#### TRY IT
Copy each line that contains the string "sämtlicher", taking them from the material.

#### MATERIALS PROVIDED
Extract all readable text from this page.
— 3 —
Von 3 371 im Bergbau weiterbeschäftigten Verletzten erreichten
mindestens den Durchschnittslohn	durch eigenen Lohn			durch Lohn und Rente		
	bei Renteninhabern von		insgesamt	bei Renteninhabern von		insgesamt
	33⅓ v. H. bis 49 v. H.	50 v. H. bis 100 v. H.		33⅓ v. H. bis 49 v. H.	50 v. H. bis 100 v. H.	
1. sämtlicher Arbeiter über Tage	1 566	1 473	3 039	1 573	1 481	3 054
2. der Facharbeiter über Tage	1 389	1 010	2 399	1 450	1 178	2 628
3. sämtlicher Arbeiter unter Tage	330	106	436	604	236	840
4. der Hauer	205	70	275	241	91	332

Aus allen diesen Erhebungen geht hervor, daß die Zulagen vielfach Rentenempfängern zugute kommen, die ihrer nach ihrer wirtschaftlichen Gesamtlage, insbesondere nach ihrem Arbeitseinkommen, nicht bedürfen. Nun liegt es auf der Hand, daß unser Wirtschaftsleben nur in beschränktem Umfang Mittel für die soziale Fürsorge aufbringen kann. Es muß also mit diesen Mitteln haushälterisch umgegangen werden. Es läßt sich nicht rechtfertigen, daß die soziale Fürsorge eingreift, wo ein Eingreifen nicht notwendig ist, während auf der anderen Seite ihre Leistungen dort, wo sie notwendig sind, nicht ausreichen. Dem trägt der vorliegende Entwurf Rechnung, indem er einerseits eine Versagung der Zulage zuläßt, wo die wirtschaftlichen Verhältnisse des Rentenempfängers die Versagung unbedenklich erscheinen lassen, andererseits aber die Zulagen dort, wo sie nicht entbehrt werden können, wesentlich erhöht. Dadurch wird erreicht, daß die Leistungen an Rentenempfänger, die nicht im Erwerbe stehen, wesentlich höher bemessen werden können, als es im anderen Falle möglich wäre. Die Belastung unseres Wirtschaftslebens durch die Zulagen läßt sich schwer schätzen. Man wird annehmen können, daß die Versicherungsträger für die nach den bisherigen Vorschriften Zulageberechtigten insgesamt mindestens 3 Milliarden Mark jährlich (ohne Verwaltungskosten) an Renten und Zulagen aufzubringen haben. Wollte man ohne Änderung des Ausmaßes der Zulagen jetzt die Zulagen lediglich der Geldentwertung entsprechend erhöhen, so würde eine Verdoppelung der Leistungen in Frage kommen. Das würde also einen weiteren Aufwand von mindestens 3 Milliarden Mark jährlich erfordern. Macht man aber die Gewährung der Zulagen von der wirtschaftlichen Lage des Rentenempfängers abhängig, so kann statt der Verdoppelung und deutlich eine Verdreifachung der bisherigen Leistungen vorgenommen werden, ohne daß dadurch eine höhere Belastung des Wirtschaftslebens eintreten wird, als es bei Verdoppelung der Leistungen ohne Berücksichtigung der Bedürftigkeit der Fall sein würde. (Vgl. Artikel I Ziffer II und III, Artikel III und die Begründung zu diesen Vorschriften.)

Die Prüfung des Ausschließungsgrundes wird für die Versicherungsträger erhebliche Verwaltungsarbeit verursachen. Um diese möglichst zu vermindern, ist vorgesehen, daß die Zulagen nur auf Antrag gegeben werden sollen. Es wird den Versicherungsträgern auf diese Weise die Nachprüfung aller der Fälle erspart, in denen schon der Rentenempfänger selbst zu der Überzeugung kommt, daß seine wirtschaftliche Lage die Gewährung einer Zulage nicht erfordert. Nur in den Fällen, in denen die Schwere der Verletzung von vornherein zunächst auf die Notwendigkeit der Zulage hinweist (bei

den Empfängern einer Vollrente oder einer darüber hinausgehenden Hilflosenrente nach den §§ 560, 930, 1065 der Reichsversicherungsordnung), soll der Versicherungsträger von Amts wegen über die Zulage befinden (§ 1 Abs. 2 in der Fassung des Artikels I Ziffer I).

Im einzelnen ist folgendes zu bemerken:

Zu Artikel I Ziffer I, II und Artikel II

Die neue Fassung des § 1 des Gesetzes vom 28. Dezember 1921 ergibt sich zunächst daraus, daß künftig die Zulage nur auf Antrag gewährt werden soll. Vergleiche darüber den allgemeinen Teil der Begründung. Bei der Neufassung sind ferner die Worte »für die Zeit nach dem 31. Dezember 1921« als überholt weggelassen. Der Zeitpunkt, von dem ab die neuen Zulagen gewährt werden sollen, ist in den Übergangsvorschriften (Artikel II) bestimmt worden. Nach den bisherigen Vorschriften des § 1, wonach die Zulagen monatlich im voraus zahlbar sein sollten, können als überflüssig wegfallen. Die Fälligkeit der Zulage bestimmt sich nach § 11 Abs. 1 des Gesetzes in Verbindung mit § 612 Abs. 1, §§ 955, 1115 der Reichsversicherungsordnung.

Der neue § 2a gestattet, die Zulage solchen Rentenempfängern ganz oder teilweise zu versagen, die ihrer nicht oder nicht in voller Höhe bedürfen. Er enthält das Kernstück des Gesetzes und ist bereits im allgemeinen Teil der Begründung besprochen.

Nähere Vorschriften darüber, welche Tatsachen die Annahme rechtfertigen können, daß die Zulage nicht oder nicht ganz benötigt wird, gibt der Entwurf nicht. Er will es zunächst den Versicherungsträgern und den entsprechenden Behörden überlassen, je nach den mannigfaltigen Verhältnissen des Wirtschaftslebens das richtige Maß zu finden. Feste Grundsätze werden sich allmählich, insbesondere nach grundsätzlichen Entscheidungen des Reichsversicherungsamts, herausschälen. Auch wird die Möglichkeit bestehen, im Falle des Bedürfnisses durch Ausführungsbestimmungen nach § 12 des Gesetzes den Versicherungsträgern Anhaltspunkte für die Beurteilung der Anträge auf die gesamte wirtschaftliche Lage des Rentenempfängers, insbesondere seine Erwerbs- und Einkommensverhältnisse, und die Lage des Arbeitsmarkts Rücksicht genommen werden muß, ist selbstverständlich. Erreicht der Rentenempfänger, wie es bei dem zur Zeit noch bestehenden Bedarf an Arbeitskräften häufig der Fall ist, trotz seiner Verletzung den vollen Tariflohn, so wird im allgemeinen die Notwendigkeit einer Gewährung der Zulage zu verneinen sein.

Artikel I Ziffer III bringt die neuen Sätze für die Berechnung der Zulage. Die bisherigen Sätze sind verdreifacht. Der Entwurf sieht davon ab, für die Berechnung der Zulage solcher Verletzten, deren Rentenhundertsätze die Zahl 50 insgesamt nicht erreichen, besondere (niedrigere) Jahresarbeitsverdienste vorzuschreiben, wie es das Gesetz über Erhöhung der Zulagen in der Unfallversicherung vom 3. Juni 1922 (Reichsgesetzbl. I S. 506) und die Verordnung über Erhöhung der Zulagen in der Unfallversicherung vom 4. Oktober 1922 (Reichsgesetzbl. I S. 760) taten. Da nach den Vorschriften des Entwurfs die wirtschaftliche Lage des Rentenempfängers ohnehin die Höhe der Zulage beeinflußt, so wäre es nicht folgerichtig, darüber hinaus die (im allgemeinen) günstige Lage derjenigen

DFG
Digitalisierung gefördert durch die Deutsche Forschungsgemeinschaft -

#### REPLY
1. sämtlicher Arbeiter über Tage	1 566	1 473	3 039	1 573	1 481	3 054
3. sämtlicher Arbeiter unter Tage	330	106	436	604	236	840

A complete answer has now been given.